• [EXTRACTED MATERIAL]:
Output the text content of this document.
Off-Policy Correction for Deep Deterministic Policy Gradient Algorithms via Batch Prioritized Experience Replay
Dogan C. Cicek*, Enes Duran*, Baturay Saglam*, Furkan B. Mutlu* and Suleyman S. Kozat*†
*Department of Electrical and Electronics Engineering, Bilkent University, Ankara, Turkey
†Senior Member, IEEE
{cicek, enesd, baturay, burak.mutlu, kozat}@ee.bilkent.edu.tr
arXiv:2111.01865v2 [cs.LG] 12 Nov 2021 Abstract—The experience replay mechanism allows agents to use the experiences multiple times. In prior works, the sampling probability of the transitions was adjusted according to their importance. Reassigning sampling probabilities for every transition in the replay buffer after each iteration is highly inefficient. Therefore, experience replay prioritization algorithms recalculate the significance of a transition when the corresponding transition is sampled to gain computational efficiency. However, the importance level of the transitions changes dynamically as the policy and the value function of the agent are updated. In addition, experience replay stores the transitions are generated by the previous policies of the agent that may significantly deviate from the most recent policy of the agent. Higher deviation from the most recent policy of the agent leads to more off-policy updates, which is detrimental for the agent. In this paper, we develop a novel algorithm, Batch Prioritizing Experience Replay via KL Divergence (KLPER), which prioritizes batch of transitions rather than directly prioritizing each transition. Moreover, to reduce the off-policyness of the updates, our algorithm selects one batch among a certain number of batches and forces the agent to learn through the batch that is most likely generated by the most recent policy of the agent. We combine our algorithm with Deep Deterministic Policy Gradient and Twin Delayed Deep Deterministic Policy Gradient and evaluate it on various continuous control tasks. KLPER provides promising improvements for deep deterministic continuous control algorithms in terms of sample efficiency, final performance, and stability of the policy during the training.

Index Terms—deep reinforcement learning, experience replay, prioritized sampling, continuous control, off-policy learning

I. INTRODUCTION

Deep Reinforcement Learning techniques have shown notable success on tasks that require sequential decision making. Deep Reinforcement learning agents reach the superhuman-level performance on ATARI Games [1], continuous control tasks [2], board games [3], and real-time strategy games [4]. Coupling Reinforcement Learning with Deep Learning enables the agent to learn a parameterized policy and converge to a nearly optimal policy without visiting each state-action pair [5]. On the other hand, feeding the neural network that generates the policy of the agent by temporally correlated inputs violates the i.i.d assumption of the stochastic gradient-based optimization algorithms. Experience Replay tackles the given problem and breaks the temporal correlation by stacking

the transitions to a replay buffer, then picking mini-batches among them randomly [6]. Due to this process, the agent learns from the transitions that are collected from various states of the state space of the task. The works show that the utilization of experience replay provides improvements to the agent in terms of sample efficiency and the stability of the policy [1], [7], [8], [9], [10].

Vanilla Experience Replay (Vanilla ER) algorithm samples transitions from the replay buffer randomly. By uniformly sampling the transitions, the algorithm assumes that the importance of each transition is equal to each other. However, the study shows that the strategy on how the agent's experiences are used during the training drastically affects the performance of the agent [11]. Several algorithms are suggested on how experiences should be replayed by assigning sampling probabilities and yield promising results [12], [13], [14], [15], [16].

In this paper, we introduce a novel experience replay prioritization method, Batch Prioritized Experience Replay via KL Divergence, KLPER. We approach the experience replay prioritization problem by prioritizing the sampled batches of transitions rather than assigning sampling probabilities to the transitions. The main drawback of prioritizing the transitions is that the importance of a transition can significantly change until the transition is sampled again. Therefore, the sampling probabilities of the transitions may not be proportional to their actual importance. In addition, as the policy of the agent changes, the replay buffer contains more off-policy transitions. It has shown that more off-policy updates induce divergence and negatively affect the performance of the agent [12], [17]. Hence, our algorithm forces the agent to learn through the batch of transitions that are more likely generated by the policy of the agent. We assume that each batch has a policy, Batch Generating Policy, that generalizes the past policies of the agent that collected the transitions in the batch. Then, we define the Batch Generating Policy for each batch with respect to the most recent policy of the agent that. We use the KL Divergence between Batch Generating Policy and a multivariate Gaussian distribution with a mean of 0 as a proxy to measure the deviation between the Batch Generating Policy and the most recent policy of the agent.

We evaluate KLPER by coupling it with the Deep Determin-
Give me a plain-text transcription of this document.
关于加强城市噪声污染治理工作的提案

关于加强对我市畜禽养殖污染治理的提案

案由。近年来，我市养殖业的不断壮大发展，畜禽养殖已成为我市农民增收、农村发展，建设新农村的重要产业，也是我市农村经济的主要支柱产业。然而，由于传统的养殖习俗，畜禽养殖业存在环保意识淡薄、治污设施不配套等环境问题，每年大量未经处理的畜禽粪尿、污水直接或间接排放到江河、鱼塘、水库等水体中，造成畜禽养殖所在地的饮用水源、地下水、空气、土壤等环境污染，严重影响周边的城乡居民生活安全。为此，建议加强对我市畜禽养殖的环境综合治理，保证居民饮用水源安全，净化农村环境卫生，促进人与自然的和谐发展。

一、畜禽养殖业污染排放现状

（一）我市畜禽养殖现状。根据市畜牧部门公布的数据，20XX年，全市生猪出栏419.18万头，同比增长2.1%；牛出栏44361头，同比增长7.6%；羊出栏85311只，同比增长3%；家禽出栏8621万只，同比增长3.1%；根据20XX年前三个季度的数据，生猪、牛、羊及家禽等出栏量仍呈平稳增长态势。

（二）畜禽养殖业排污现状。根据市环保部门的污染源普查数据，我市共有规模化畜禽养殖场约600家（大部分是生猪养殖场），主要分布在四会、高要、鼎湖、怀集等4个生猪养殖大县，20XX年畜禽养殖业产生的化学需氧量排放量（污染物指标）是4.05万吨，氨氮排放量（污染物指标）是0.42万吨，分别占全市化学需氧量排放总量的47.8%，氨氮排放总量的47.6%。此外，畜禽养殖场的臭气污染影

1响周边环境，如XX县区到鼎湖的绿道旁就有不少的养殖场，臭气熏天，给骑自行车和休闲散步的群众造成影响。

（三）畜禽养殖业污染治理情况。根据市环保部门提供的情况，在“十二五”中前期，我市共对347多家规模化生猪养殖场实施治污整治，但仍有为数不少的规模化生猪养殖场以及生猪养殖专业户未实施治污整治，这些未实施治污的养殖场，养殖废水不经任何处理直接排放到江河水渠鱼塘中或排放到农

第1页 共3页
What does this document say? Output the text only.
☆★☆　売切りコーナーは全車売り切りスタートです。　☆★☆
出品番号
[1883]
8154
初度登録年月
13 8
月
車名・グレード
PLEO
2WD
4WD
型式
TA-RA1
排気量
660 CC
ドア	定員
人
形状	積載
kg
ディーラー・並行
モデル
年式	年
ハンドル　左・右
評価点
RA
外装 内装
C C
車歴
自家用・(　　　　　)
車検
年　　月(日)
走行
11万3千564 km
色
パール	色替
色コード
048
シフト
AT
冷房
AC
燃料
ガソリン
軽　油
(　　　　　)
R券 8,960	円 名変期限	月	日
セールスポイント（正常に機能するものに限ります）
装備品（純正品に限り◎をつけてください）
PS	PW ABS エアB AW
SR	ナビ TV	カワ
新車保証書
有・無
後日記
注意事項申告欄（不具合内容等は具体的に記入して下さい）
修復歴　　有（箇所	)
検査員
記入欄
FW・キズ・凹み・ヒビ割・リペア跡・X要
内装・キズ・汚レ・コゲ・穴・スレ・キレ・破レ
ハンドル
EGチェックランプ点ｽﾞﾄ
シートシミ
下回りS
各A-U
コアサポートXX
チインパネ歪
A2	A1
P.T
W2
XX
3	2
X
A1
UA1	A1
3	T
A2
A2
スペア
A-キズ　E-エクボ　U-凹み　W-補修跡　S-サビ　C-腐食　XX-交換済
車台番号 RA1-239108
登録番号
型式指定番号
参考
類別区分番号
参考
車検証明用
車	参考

• [WORK TO DO]:
Copy each line of the records containing the string "document".

• [EXERCISE RESPONSE]:
Output the text content of this document.
Give me a plain-text transcription of this document.
What does this document say? Output the text only.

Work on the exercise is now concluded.